List each line of the data that holds the word "mające".

··········

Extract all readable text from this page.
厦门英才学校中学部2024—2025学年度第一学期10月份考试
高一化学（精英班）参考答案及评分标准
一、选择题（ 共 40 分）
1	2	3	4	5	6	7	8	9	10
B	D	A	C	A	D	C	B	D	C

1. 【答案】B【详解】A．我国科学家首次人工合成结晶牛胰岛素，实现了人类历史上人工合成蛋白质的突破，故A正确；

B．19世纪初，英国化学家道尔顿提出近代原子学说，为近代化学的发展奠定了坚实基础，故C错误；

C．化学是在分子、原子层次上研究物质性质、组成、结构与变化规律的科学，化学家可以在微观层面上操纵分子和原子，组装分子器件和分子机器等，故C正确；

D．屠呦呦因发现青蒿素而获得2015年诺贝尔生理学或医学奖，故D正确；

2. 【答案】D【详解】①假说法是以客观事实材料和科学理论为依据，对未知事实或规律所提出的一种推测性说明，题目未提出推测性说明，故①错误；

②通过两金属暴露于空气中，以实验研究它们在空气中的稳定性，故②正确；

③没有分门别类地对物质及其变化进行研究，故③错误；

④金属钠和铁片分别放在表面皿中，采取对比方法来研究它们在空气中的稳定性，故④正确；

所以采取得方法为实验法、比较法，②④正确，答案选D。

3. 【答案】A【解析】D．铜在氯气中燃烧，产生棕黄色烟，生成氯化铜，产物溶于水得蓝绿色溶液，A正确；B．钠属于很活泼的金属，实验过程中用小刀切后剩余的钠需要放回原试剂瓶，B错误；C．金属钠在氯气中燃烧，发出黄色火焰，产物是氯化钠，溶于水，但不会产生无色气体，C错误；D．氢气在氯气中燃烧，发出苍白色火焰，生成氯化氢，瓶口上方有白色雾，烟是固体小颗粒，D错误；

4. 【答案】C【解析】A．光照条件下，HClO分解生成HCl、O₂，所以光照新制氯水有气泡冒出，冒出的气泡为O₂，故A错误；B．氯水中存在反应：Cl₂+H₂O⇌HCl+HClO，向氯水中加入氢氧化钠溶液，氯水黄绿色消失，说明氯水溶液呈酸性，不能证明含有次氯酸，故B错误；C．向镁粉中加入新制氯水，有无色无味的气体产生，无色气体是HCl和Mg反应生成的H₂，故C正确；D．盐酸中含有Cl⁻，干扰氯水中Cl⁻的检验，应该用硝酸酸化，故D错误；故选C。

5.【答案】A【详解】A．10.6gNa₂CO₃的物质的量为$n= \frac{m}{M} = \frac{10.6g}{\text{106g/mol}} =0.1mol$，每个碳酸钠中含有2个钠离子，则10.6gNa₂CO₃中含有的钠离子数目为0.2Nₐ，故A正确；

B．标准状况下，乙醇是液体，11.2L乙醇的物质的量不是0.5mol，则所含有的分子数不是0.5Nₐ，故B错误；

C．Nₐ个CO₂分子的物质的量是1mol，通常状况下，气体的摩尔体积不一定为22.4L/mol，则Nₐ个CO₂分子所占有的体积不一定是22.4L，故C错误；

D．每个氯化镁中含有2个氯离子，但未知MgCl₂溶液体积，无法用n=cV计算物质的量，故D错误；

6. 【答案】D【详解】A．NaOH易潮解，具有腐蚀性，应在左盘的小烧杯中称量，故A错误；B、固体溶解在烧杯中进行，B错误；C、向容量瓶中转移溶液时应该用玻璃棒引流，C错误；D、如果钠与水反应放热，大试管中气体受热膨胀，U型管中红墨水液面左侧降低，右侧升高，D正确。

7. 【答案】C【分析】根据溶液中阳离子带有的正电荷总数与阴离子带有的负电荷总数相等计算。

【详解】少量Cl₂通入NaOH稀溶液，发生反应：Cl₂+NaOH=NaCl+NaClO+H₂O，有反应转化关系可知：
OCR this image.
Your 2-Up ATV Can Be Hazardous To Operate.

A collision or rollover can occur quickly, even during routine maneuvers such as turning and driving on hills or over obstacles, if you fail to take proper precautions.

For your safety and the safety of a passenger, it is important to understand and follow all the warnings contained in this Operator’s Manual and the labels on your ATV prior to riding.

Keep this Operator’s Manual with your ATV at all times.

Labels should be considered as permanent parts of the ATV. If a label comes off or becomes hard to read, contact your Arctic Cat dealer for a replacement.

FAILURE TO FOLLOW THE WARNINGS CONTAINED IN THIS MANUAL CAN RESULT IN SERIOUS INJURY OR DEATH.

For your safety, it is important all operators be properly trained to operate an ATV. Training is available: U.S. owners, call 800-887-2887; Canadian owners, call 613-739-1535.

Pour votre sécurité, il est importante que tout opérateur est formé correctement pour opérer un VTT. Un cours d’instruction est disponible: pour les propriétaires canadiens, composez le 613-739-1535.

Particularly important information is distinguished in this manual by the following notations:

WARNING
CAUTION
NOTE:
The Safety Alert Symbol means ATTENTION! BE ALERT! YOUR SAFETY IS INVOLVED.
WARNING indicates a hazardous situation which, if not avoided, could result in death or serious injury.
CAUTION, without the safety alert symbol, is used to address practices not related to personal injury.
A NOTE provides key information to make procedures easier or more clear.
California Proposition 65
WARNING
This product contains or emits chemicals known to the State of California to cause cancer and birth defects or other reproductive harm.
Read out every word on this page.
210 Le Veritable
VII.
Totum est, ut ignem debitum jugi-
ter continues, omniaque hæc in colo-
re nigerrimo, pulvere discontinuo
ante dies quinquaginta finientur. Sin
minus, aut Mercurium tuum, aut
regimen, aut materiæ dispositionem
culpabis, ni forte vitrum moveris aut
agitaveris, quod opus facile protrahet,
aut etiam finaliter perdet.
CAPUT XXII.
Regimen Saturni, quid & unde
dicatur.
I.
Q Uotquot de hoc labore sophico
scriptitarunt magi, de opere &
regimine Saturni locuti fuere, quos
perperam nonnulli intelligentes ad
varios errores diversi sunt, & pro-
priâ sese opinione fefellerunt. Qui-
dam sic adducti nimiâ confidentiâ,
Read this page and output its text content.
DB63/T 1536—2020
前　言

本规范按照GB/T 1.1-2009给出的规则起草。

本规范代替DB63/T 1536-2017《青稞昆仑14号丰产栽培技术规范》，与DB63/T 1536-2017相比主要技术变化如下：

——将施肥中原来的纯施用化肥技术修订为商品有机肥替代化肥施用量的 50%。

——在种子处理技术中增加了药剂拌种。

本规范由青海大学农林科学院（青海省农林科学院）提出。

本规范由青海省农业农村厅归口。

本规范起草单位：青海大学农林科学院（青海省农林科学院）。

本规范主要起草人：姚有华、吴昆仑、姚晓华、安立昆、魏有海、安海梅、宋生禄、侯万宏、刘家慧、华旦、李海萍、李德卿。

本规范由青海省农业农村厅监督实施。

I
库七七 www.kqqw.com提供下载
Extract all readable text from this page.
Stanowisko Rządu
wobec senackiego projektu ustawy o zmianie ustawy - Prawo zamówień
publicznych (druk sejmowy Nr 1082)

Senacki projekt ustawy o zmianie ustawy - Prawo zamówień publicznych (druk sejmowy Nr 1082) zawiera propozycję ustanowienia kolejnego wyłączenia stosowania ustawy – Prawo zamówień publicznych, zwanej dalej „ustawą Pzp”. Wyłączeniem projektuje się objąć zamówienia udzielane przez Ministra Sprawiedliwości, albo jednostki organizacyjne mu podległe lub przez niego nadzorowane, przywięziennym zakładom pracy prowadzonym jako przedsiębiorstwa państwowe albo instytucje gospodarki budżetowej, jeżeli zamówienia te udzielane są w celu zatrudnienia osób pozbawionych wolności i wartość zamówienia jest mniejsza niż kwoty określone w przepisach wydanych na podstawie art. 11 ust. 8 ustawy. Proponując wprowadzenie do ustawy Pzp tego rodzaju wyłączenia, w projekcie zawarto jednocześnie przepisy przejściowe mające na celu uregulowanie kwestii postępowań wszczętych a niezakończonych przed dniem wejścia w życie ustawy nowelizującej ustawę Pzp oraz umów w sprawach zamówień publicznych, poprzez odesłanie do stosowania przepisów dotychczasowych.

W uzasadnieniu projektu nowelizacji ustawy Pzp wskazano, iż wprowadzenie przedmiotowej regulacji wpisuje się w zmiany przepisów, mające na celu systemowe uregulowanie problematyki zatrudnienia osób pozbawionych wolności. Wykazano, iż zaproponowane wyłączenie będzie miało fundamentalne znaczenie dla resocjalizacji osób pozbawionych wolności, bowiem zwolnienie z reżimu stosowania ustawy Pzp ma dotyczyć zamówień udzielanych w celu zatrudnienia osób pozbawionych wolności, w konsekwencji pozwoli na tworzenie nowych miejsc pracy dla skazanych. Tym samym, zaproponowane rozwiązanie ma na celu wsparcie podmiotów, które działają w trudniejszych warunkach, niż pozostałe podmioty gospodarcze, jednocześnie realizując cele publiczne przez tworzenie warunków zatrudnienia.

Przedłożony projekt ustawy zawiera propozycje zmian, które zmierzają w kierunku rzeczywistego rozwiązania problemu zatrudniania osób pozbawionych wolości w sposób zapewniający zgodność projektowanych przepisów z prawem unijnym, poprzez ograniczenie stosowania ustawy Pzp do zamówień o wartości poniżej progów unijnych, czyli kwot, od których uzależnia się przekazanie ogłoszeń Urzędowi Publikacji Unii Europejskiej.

··········

**Written answer**
Senacki projekt ustawy o zmianie ustawy - Prawo zamówień publicznych (druk sejmowy Nr 1082) zawiera propozycję ustanowienia kolejnego wyłączenia stosowania ustawy – Prawo zamówień publicznych, zwanej dalej „ustawą Pzp”. Wyłączeniem projektuje się objąć zamówienia udzielane przez Ministra Sprawiedliwości, albo jednostki organizacyjne mu podległe lub przez niego nadzorowane, przywięziennym zakładom pracy prowadzonym jako przedsiębiorstwa państwowe albo instytucje gospodarki budżetowej, jeżeli zamówienia te udzielane są w celu zatrudnienia osób pozbawionych wolności i wartość zamówienia jest mniejsza niż kwoty określone w przepisach wydanych na podstawie art. 11 ust. 8 ustawy. Proponując wprowadzenie do ustawy Pzp tego rodzaju wyłączenia, w projekcie zawarto jednocześnie przepisy przejściowe mające na celu uregulowanie kwestii postępowań wszczętych a niezakończonych przed dniem wejścia w życie ustawy nowelizującej ustawę Pzp oraz umów w sprawach zamówień publicznych, poprzez odesłanie do stosowania przepisów dotychczasowych.
W uzasadnieniu projektu nowelizacji ustawy Pzp wskazano, iż wprowadzenie przedmiotowej regulacji wpisuje się w zmiany przepisów, mające na celu systemowe uregulowanie problematyki zatrudnienia osób pozbawionych wolności. Wykazano, iż zaproponowane wyłączenie będzie miało fundamentalne znaczenie dla resocjalizacji osób pozbawionych wolności, bowiem zwolnienie z reżimu stosowania ustawy Pzp ma dotyczyć zamówień udzielanych w celu zatrudnienia osób pozbawionych wolności, w konsekwencji pozwoli na tworzenie nowych miejsc pracy dla skazanych. Tym samym, zaproponowane rozwiązanie ma na celu wsparcie podmiotów, które działają w trudniejszych warunkach, niż pozostałe podmioty gospodarcze, jednocześnie realizując cele publiczne przez tworzenie warunków zatrudnienia.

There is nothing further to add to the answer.